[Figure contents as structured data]
===============

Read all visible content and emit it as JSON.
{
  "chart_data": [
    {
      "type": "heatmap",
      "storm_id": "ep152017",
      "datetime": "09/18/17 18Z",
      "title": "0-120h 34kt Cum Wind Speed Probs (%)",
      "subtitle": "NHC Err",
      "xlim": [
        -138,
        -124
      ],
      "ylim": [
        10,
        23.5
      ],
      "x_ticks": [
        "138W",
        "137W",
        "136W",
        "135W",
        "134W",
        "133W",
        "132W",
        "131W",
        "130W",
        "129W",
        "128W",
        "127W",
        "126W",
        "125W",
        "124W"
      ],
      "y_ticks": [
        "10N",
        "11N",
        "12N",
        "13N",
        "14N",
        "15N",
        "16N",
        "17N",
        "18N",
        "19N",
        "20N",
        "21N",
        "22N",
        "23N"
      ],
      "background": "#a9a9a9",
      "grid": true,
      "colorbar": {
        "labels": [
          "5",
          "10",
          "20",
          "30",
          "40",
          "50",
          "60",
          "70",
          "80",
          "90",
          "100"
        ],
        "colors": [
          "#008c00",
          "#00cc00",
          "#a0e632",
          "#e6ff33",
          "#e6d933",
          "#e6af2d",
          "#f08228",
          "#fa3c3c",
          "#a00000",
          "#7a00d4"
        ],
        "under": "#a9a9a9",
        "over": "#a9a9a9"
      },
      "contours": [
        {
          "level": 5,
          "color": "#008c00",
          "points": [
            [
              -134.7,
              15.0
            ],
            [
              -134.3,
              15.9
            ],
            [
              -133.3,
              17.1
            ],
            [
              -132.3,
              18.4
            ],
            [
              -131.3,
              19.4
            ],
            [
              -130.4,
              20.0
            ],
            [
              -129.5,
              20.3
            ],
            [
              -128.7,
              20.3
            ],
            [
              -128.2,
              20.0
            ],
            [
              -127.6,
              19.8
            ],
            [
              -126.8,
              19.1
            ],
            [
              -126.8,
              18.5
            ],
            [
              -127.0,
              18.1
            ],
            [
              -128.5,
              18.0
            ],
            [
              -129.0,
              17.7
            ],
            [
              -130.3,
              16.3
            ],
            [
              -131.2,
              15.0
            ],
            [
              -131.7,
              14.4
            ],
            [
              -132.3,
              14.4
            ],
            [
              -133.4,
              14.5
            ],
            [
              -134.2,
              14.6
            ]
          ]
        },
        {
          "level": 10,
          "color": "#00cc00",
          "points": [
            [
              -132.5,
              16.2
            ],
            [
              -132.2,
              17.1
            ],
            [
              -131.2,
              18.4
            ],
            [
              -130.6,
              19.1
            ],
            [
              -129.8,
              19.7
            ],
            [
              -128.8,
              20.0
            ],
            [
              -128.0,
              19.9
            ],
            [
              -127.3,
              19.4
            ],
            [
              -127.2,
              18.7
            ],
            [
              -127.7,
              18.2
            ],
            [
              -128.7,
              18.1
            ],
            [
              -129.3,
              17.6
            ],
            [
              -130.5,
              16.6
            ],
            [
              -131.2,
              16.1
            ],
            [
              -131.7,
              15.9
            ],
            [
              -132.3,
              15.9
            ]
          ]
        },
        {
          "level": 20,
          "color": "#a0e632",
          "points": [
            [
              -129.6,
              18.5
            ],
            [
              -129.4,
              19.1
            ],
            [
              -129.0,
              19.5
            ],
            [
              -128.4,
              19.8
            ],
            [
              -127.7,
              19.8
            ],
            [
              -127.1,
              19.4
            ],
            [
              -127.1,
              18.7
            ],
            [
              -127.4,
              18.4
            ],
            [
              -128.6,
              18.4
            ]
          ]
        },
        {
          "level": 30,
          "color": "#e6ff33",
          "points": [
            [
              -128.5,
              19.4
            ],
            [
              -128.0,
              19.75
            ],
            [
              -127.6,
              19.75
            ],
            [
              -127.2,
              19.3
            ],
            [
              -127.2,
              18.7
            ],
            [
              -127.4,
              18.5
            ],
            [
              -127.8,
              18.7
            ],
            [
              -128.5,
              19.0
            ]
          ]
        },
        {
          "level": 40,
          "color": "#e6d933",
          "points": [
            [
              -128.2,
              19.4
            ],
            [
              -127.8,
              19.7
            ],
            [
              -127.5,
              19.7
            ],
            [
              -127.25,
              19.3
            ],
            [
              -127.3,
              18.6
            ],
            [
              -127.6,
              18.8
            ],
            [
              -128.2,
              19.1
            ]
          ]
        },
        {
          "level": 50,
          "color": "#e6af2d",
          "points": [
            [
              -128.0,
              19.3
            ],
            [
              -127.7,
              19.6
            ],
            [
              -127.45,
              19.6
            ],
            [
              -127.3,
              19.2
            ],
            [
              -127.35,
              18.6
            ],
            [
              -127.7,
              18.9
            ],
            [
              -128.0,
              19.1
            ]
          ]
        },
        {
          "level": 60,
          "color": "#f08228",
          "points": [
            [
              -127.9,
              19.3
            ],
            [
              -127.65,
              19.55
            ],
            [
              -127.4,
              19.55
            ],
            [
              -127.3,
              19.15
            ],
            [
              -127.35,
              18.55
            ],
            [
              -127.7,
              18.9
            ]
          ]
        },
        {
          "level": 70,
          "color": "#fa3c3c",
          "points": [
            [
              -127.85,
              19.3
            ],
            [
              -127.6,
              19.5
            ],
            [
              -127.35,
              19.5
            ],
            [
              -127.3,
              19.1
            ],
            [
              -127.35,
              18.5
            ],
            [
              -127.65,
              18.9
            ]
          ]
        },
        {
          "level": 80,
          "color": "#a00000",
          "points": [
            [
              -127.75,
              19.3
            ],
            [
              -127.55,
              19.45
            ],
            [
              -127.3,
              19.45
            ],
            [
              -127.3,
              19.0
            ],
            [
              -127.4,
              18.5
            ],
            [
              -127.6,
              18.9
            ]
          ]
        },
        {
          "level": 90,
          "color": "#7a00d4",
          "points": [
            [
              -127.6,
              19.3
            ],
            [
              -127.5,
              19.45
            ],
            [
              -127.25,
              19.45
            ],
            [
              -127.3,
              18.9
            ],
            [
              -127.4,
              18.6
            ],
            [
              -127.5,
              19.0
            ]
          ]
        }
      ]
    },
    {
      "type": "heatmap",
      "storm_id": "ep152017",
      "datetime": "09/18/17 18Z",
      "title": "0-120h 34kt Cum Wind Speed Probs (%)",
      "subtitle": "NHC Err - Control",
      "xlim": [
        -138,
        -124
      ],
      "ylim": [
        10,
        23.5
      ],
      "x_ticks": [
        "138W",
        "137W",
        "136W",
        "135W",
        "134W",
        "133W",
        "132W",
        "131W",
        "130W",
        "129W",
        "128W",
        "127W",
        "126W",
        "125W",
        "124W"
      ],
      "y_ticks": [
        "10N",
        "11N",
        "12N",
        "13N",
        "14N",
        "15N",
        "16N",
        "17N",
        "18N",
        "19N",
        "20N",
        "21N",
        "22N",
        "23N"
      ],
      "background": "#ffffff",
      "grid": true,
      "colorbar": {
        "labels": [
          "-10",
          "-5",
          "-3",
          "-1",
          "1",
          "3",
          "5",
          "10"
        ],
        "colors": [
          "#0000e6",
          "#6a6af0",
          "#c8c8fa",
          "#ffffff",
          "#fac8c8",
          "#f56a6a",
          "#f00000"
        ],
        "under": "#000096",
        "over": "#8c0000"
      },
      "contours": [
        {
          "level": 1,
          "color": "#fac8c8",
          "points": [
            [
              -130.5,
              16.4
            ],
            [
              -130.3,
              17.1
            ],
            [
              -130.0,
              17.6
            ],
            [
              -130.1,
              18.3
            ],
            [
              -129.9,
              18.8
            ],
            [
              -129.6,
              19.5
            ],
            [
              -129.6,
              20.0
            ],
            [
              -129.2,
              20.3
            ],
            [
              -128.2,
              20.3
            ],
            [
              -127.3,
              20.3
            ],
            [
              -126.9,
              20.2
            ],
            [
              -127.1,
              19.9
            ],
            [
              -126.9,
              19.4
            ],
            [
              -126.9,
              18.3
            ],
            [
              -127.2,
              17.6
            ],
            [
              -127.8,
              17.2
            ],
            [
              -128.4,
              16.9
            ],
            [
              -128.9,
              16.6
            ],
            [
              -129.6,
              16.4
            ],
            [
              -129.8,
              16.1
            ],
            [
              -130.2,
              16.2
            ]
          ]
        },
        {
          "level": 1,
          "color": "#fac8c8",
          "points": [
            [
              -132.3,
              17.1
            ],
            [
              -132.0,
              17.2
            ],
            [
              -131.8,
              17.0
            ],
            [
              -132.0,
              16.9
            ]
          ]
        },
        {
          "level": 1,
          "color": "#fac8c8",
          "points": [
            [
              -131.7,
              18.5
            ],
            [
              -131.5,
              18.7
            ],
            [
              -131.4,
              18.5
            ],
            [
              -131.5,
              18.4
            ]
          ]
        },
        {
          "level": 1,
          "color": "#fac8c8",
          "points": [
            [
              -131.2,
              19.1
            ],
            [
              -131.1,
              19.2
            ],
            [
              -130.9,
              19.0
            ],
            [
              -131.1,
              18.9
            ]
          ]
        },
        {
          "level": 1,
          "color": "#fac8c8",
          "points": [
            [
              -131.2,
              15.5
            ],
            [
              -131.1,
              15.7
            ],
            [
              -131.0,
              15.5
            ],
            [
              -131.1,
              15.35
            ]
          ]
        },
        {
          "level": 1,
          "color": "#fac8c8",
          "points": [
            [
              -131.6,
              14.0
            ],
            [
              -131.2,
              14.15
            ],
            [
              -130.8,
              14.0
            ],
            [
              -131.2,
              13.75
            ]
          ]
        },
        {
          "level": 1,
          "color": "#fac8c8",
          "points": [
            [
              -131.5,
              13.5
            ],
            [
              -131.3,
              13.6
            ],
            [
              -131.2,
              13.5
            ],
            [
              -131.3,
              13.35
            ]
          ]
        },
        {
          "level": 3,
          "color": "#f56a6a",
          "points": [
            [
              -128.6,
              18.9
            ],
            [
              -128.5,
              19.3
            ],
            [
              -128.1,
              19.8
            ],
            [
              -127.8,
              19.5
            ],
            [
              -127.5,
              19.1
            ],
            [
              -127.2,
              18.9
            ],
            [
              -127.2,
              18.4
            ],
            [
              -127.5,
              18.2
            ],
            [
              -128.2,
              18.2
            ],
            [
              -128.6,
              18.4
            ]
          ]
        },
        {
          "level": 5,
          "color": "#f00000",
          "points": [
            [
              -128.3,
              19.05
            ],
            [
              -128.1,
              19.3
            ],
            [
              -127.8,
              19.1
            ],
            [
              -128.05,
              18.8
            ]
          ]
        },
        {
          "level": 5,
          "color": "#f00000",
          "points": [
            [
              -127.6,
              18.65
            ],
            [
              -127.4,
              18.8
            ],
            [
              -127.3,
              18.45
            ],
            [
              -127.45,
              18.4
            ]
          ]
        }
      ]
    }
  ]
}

===============

→ Problem requirements
Copy all lines of the listing above that contain the string "background".

→ Problem solution
      "background": "#a9a9a9",
      "background": "#ffffff",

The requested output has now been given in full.